INSTRUCTION: Quote the whole listing word for word. Do not include the pictures.

↓↓↓

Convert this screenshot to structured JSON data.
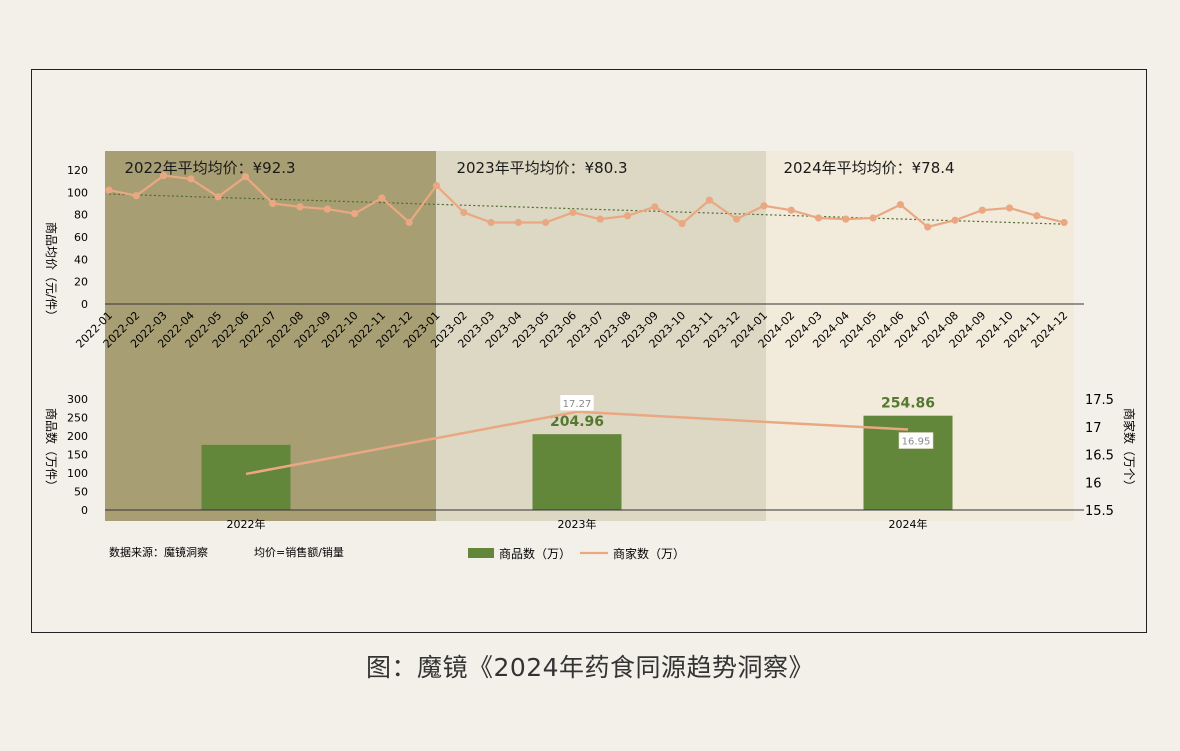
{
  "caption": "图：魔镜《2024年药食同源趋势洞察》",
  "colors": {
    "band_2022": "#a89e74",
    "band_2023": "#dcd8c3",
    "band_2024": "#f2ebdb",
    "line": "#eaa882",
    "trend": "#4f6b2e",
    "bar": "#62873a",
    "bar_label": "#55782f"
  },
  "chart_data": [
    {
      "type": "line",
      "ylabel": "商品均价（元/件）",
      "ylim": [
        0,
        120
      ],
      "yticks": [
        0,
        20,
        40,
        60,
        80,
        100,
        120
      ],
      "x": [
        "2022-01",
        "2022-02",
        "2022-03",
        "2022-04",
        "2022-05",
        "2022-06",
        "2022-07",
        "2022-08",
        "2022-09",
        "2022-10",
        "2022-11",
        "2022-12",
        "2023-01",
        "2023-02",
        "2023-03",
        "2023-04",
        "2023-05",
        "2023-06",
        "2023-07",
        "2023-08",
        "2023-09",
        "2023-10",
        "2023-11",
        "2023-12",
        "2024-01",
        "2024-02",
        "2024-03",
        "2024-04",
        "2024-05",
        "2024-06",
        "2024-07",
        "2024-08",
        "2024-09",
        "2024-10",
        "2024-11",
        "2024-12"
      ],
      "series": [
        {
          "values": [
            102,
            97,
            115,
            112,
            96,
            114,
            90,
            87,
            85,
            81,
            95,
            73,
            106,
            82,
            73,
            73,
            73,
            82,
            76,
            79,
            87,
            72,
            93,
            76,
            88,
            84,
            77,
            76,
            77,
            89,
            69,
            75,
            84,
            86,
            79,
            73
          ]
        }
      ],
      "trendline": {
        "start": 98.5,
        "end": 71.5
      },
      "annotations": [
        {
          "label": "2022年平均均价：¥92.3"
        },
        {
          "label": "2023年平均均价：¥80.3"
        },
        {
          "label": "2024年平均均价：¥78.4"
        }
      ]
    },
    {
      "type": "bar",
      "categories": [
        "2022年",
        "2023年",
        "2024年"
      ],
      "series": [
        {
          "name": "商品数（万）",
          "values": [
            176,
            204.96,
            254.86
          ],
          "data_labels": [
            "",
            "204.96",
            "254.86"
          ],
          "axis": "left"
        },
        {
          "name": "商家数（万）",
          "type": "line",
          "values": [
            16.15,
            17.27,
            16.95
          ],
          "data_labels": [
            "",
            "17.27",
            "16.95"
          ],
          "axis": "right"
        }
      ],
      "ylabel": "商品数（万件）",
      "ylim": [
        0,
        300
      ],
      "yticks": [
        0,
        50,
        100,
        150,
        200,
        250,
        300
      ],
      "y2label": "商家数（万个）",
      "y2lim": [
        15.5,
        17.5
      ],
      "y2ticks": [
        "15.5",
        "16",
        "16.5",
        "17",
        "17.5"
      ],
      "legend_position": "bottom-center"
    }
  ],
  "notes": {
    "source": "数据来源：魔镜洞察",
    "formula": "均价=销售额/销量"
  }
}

↑↑↑

TASK SOLUTION:
Convert this screenshot to structured JSON data.
{
  "caption": "图：魔镜《2024年药食同源趋势洞察》",
  "colors": {
    "band_2022": "#a89e74",
    "band_2023": "#dcd8c3",
    "band_2024": "#f2ebdb",
    "line": "#eaa882",
    "trend": "#4f6b2e",
    "bar": "#62873a",
    "bar_label": "#55782f"
  },
  "chart_data": [
    {
      "type": "line",
      "ylabel": "商品均价（元/件）",
      "ylim": [
        0,
        120
      ],
      "yticks": [
        0,
        20,
        40,
        60,
        80,
        100,
        120
      ],
      "x": [
        "2022-01",
        "2022-02",
        "2022-03",
        "2022-04",
        "2022-05",
        "2022-06",
        "2022-07",
        "2022-08",
        "2022-09",
        "2022-10",
        "2022-11",
        "2022-12",
        "2023-01",
        "2023-02",
        "2023-03",
        "2023-04",
        "2023-05",
        "2023-06",
        "2023-07",
        "2023-08",
        "2023-09",
        "2023-10",
        "2023-11",
        "2023-12",
        "2024-01",
        "2024-02",
        "2024-03",
        "2024-04",
        "2024-05",
        "2024-06",
        "2024-07",
        "2024-08",
        "2024-09",
        "2024-10",
        "2024-11",
        "2024-12"
      ],
      "series": [
        {
          "values": [
            102,
            97,
            115,
            112,
            96,
            114,
            90,
            87,
            85,
            81,
            95,
            73,
            106,
            82,
            73,
            73,
            73,
            82,
            76,
            79,
            87,
            72,
            93,
            76,
            88,
            84,
            77,
            76,
            77,
            89,
            69,
            75,
            84,
            86,
            79,
            73
          ]
        }
      ],
      "trendline": {
        "start": 98.5,
        "end": 71.5
      },
      "annotations": [
        {
          "label": "2022年平均均价：¥92.3"
        },
        {
          "label": "2023年平均均价：¥80.3"
        },
        {
          "label": "2024年平均均价：¥78.4"
        }
      ]
    },
    {
      "type": "bar",
      "categories": [
        "2022年",
        "2023年",
        "2024年"
      ],
      "series": [
        {
          "name": "商品数（万）",
          "values": [
            176,
            204.96,
            254.86
          ],
          "data_labels": [
            "",
            "204.96",
            "254.86"
          ],
          "axis": "left"
        },
        {
          "name": "商家数（万）",
          "type": "line",
          "values": [
            16.15,
            17.27,
            16.95
          ],
          "data_labels": [
            "",
            "17.27",
            "16.95"
          ],
          "axis": "right"
        }
      ],
      "ylabel": "商品数（万件）",
      "ylim": [
        0,
        300
      ],
      "yticks": [
        0,
        50,
        100,
        150,
        200,
        250,
        300
      ],
      "y2label": "商家数（万个）",
      "y2lim": [
        15.5,
        17.5
      ],
      "y2ticks": [
        "15.5",
        "16",
        "16.5",
        "17",
        "17.5"
      ],
      "legend_position": "bottom-center"
    }
  ],
  "notes": {
    "source": "数据来源：魔镜洞察",
    "formula": "均价=销售额/销量"
  }
}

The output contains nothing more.